◆ Stated task: Below are the records; reproduce all of them exactly but without any images.

◆ The input:
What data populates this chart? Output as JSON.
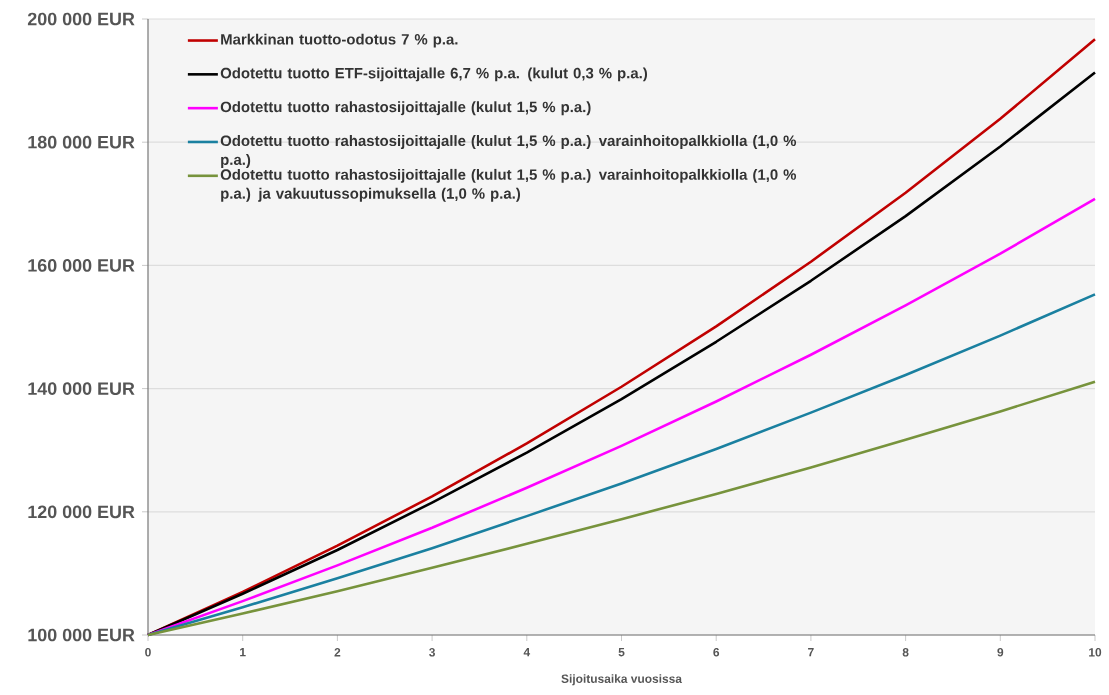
{
  "chart_data": {
    "type": "line",
    "xlabel": "Sijoitusaika vuosissa",
    "x": [
      0,
      1,
      2,
      3,
      4,
      5,
      6,
      7,
      8,
      9,
      10
    ],
    "xlim": [
      0,
      10
    ],
    "xticks": [
      0,
      1,
      2,
      3,
      4,
      5,
      6,
      7,
      8,
      9,
      10
    ],
    "ylim": [
      100000,
      200000
    ],
    "yticks": [
      {
        "value": 100000,
        "label": "100 000 EUR"
      },
      {
        "value": 120000,
        "label": "120 000 EUR"
      },
      {
        "value": 140000,
        "label": "140 000 EUR"
      },
      {
        "value": 160000,
        "label": "160 000 EUR"
      },
      {
        "value": 180000,
        "label": "180 000 EUR"
      },
      {
        "value": 200000,
        "label": "200 000 EUR"
      }
    ],
    "grid": "y",
    "legend": "top left",
    "series": [
      {
        "name": "Markkinan tuotto-odotus 7 % p.a.",
        "color": "#c00000",
        "values": [
          100000,
          107000,
          114500,
          122500,
          131100,
          140300,
          150100,
          160600,
          171800,
          183800,
          196700
        ]
      },
      {
        "name": "Odotettu tuotto ETF-sijoittajalle 6,7 % p.a. (kulut 0,3 % p.a.)",
        "color": "#000000",
        "values": [
          100000,
          106700,
          113800,
          121500,
          129600,
          138300,
          147600,
          157500,
          168000,
          179300,
          191300
        ]
      },
      {
        "name": "Odotettu tuotto rahastosijoittajalle (kulut 1,5 % p.a.)",
        "color": "#ff00ff",
        "values": [
          100000,
          105500,
          111300,
          117400,
          123900,
          130700,
          137900,
          145500,
          153500,
          161900,
          170800
        ]
      },
      {
        "name": "Odotettu tuotto rahastosijoittajalle (kulut 1,5 % p.a.) varainhoitopalkkiolla (1,0 % p.a.)",
        "color": "#1a80a0",
        "values": [
          100000,
          104500,
          109200,
          114100,
          119300,
          124600,
          130200,
          136100,
          142200,
          148600,
          155300
        ]
      },
      {
        "name": "Odotettu tuotto rahastosijoittajalle (kulut 1,5 % p.a.) varainhoitopalkkiolla (1,0 % p.a.) ja vakuutussopimuksella (1,0 % p.a.)",
        "color": "#77933c",
        "values": [
          100000,
          103500,
          107100,
          110900,
          114800,
          118800,
          122900,
          127200,
          131700,
          136300,
          141100
        ]
      }
    ]
  }
}
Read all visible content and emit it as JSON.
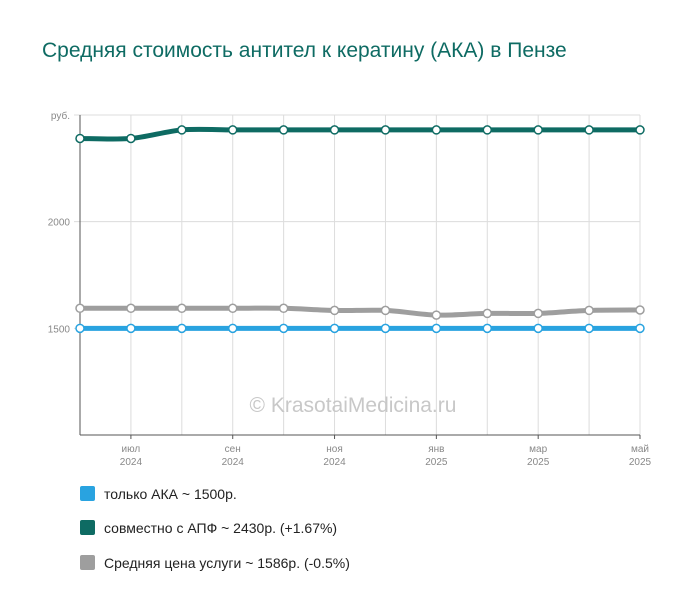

◆ Exercise response:
What data populates this chart? Output as JSON.
{
  "chart_data": {
    "type": "line",
    "xlabel": "Sijoitusaika vuosissa",
    "x": [
      0,
      1,
      2,
      3,
      4,
      5,
      6,
      7,
      8,
      9,
      10
    ],
    "xlim": [
      0,
      10
    ],
    "xticks": [
      0,
      1,
      2,
      3,
      4,
      5,
      6,
      7,
      8,
      9,
      10
    ],
    "ylim": [
      100000,
      200000
    ],
    "yticks": [
      {
        "value": 100000,
        "label": "100 000 EUR"
      },
      {
        "value": 120000,
        "label": "120 000 EUR"
      },
      {
        "value": 140000,
        "label": "140 000 EUR"
      },
      {
        "value": 160000,
        "label": "160 000 EUR"
      },
      {
        "value": 180000,
        "label": "180 000 EUR"
      },
      {
        "value": 200000,
        "label": "200 000 EUR"
      }
    ],
    "grid": "y",
    "legend": "top left",
    "series": [
      {
        "name": "Markkinan tuotto-odotus 7 % p.a.",
        "color": "#c00000",
        "values": [
          100000,
          107000,
          114500,
          122500,
          131100,
          140300,
          150100,
          160600,
          171800,
          183800,
          196700
        ]
      },
      {
        "name": "Odotettu tuotto ETF-sijoittajalle 6,7 % p.a. (kulut 0,3 % p.a.)",
        "color": "#000000",
        "values": [
          100000,
          106700,
          113800,
          121500,
          129600,
          138300,
          147600,
          157500,
          168000,
          179300,
          191300
        ]
      },
      {
        "name": "Odotettu tuotto rahastosijoittajalle (kulut 1,5 % p.a.)",
        "color": "#ff00ff",
        "values": [
          100000,
          105500,
          111300,
          117400,
          123900,
          130700,
          137900,
          145500,
          153500,
          161900,
          170800
        ]
      },
      {
        "name": "Odotettu tuotto rahastosijoittajalle (kulut 1,5 % p.a.) varainhoitopalkkiolla (1,0 % p.a.)",
        "color": "#1a80a0",
        "values": [
          100000,
          104500,
          109200,
          114100,
          119300,
          124600,
          130200,
          136100,
          142200,
          148600,
          155300
        ]
      },
      {
        "name": "Odotettu tuotto rahastosijoittajalle (kulut 1,5 % p.a.) varainhoitopalkkiolla (1,0 % p.a.) ja vakuutussopimuksella (1,0 % p.a.)",
        "color": "#77933c",
        "values": [
          100000,
          103500,
          107100,
          110900,
          114800,
          118800,
          122900,
          127200,
          131700,
          136300,
          141100
        ]
      }
    ]
  }
}
Read all visible content and emit it as JSON.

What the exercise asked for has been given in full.